[Records that describe figures]
• • •

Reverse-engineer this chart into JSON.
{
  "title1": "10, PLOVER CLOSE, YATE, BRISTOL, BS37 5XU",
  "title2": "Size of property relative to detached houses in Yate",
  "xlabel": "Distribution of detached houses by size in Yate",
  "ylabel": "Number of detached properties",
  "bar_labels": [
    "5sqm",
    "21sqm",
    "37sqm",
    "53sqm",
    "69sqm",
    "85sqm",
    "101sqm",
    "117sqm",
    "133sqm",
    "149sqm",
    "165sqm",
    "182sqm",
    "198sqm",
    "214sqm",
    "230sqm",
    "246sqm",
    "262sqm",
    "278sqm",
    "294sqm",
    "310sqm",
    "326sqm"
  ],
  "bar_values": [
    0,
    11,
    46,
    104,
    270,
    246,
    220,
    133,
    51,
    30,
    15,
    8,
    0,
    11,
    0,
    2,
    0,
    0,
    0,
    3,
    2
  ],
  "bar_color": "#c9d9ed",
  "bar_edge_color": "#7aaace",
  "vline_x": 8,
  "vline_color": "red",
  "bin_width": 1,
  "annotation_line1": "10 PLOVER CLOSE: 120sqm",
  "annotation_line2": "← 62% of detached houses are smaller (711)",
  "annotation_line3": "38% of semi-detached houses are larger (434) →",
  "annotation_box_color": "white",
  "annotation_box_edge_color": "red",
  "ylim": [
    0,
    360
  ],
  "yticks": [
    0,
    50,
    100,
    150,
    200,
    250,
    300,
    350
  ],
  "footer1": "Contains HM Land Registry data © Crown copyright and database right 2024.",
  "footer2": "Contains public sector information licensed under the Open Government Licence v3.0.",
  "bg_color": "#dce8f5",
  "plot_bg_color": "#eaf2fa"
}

• • •

* WRITTEN INSTRUCTION *
Within the records, how many lines include "detached"? The answer is the number and nothing else.

* FULL OUTPUT *
5